*Material provided*:
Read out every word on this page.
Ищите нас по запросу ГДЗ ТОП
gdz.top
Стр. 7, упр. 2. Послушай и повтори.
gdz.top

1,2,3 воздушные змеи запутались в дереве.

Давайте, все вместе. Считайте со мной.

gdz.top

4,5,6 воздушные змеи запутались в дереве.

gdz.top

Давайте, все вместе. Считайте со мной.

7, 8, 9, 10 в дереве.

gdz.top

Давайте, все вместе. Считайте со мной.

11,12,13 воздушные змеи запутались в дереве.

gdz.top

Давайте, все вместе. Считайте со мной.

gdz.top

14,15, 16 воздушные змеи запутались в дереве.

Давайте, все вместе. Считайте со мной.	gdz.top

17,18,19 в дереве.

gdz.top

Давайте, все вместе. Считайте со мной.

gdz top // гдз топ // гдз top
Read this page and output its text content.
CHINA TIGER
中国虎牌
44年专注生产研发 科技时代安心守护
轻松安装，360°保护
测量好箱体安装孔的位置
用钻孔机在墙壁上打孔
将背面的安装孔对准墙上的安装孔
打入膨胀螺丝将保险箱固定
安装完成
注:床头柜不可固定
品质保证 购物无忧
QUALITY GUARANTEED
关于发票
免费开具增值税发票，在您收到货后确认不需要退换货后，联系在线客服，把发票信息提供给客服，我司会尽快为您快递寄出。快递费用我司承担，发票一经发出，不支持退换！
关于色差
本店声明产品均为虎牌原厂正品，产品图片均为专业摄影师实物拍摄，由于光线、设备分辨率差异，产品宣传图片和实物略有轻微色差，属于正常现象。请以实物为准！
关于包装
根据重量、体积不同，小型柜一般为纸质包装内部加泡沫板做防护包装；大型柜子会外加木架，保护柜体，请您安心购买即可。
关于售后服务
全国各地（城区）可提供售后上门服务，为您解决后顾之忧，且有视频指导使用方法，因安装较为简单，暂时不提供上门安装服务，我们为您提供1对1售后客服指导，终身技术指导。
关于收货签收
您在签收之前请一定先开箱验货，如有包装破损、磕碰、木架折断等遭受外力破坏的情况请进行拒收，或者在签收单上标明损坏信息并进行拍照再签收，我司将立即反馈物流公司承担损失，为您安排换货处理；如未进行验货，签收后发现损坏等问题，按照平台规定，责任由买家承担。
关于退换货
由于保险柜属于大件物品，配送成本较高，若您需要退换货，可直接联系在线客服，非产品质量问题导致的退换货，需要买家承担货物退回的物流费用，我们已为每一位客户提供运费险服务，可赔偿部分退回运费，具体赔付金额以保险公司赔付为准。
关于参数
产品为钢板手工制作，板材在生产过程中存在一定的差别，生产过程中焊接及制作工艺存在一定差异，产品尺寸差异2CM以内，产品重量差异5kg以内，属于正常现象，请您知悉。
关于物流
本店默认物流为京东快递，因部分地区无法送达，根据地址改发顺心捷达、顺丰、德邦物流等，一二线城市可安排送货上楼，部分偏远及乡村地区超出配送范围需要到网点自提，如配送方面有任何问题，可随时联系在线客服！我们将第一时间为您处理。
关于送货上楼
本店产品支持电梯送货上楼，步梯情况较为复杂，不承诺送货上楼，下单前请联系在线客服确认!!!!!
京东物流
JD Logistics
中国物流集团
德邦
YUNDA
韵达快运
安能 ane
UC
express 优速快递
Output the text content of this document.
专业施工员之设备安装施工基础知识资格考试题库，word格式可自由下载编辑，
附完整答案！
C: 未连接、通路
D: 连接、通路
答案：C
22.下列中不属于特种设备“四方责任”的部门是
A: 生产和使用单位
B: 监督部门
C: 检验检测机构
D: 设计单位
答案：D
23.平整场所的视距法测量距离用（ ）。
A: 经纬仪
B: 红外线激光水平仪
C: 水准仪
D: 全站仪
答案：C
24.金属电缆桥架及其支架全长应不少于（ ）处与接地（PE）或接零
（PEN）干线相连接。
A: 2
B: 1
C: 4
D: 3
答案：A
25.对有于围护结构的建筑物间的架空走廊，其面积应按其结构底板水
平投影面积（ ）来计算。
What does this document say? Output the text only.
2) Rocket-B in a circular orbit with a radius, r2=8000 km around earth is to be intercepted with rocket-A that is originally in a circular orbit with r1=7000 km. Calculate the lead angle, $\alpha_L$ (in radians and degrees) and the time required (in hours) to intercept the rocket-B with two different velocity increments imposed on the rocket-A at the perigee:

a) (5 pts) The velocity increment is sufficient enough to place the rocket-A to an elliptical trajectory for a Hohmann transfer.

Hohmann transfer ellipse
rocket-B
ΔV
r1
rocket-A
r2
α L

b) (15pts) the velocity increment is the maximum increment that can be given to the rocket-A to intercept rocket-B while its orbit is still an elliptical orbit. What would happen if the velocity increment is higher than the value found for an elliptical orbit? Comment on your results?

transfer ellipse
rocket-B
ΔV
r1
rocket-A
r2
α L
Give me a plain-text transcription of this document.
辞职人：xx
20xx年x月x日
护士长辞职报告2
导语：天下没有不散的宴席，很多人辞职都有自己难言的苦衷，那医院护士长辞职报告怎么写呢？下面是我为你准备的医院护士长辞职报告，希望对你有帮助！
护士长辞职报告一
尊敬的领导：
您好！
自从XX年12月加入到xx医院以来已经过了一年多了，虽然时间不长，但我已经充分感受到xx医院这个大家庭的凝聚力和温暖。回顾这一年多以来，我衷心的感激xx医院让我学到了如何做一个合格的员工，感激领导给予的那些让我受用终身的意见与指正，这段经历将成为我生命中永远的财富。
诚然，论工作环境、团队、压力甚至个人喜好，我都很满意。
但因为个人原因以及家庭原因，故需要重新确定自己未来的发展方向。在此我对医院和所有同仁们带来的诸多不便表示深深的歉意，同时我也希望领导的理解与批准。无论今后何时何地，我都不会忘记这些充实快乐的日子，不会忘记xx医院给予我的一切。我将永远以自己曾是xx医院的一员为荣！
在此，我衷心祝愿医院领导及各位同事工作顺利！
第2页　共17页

*Your instructions*: Copy every line exactly. Leave nothing out.

*The response*:
Read out every word on this page.
Ищите нас по запросу ГДЗ ТОП
gdz.top
Стр. 7, упр. 2. Послушай и повтори.
gdz.top

1,2,3 воздушные змеи запутались в дереве.

Давайте, все вместе. Считайте со мной.

gdz.top

4,5,6 воздушные змеи запутались в дереве.

gdz.top

Давайте, все вместе. Считайте со мной.

7, 8, 9, 10 в дереве.

gdz.top

Давайте, все вместе. Считайте со мной.

11,12,13 воздушные змеи запутались в дереве.

gdz.top

Давайте, все вместе. Считайте со мной.

gdz.top

14,15, 16 воздушные змеи запутались в дереве.

Давайте, все вместе. Считайте со мной.	gdz.top

17,18,19 в дереве.

gdz.top

Давайте, все вместе. Считайте со мной.

gdz top // гдз топ // гдз top
Read this page and output its text content.
CHINA TIGER
中国虎牌
44年专注生产研发 科技时代安心守护
轻松安装，360°保护
测量好箱体安装孔的位置
用钻孔机在墙壁上打孔
将背面的安装孔对准墙上的安装孔
打入膨胀螺丝将保险箱固定
安装完成
注:床头柜不可固定
品质保证 购物无忧
QUALITY GUARANTEED
关于发票
免费开具增值税发票，在您收到货后确认不需要退换货后，联系在线客服，把发票信息提供给客服，我司会尽快为您快递寄出。快递费用我司承担，发票一经发出，不支持退换！
关于色差
本店声明产品均为虎牌原厂正品，产品图片均为专业摄影师实物拍摄，由于光线、设备分辨率差异，产品宣传图片和实物略有轻微色差，属于正常现象。请以实物为准！
关于包装
根据重量、体积不同，小型柜一般为纸质包装内部加泡沫板做防护包装；大型柜子会外加木架，保护柜体，请您安心购买即可。
关于售后服务
全国各地（城区）可提供售后上门服务，为您解决后顾之忧，且有视频指导使用方法，因安装较为简单，暂时不提供上门安装服务，我们为您提供1对1售后客服指导，终身技术指导。
关于收货签收
您在签收之前请一定先开箱验货，如有包装破损、磕碰、木架折断等遭受外力破坏的情况请进行拒收，或者在签收单上标明损坏信息并进行拍照再签收，我司将立即反馈物流公司承担损失，为您安排换货处理；如未进行验货，签收后发现损坏等问题，按照平台规定，责任由买家承担。
关于退换货
由于保险柜属于大件物品，配送成本较高，若您需要退换货，可直接联系在线客服，非产品质量问题导致的退换货，需要买家承担货物退回的物流费用，我们已为每一位客户提供运费险服务，可赔偿部分退回运费，具体赔付金额以保险公司赔付为准。
关于参数
产品为钢板手工制作，板材在生产过程中存在一定的差别，生产过程中焊接及制作工艺存在一定差异，产品尺寸差异2CM以内，产品重量差异5kg以内，属于正常现象，请您知悉。
关于物流
本店默认物流为京东快递，因部分地区无法送达，根据地址改发顺心捷达、顺丰、德邦物流等，一二线城市可安排送货上楼，部分偏远及乡村地区超出配送范围需要到网点自提，如配送方面有任何问题，可随时联系在线客服！我们将第一时间为您处理。
关于送货上楼
本店产品支持电梯送货上楼，步梯情况较为复杂，不承诺送货上楼，下单前请联系在线客服确认!!!!!
京东物流
JD Logistics
中国物流集团
德邦
YUNDA
韵达快运
安能 ane
UC
express 优速快递
Output the text content of this document.
专业施工员之设备安装施工基础知识资格考试题库，word格式可自由下载编辑，
附完整答案！
C: 未连接、通路
D: 连接、通路
答案：C
22.下列中不属于特种设备“四方责任”的部门是
A: 生产和使用单位
B: 监督部门
C: 检验检测机构
D: 设计单位
答案：D
23.平整场所的视距法测量距离用（ ）。
A: 经纬仪
B: 红外线激光水平仪
C: 水准仪
D: 全站仪
答案：C
24.金属电缆桥架及其支架全长应不少于（ ）处与接地（PE）或接零
（PEN）干线相连接。
A: 2
B: 1
C: 4
D: 3
答案：A
25.对有于围护结构的建筑物间的架空走廊，其面积应按其结构底板水
平投影面积（ ）来计算。
What does this document say? Output the text only.
2) Rocket-B in a circular orbit with a radius, r2=8000 km around earth is to be intercepted with rocket-A that is originally in a circular orbit with r1=7000 km. Calculate the lead angle, $\alpha_L$ (in radians and degrees) and the time required (in hours) to intercept the rocket-B with two different velocity increments imposed on the rocket-A at the perigee:

a) (5 pts) The velocity increment is sufficient enough to place the rocket-A to an elliptical trajectory for a Hohmann transfer.

Hohmann transfer ellipse
rocket-B
ΔV
r1
rocket-A
r2
α L

b) (15pts) the velocity increment is the maximum increment that can be given to the rocket-A to intercept rocket-B while its orbit is still an elliptical orbit. What would happen if the velocity increment is higher than the value found for an elliptical orbit? Comment on your results?

transfer ellipse
rocket-B
ΔV
r1
rocket-A
r2
α L
Give me a plain-text transcription of this document.
辞职人：xx
20xx年x月x日
护士长辞职报告2
导语：天下没有不散的宴席，很多人辞职都有自己难言的苦衷，那医院护士长辞职报告怎么写呢？下面是我为你准备的医院护士长辞职报告，希望对你有帮助！
护士长辞职报告一
尊敬的领导：
您好！
自从XX年12月加入到xx医院以来已经过了一年多了，虽然时间不长，但我已经充分感受到xx医院这个大家庭的凝聚力和温暖。回顾这一年多以来，我衷心的感激xx医院让我学到了如何做一个合格的员工，感激领导给予的那些让我受用终身的意见与指正，这段经历将成为我生命中永远的财富。
诚然，论工作环境、团队、压力甚至个人喜好，我都很满意。
但因为个人原因以及家庭原因，故需要重新确定自己未来的发展方向。在此我对医院和所有同仁们带来的诸多不便表示深深的歉意，同时我也希望领导的理解与批准。无论今后何时何地，我都不会忘记这些充实快乐的日子，不会忘记xx医院给予我的一切。我将永远以自己曾是xx医院的一员为荣！
在此，我衷心祝愿医院领导及各位同事工作顺利！
第2页　共17页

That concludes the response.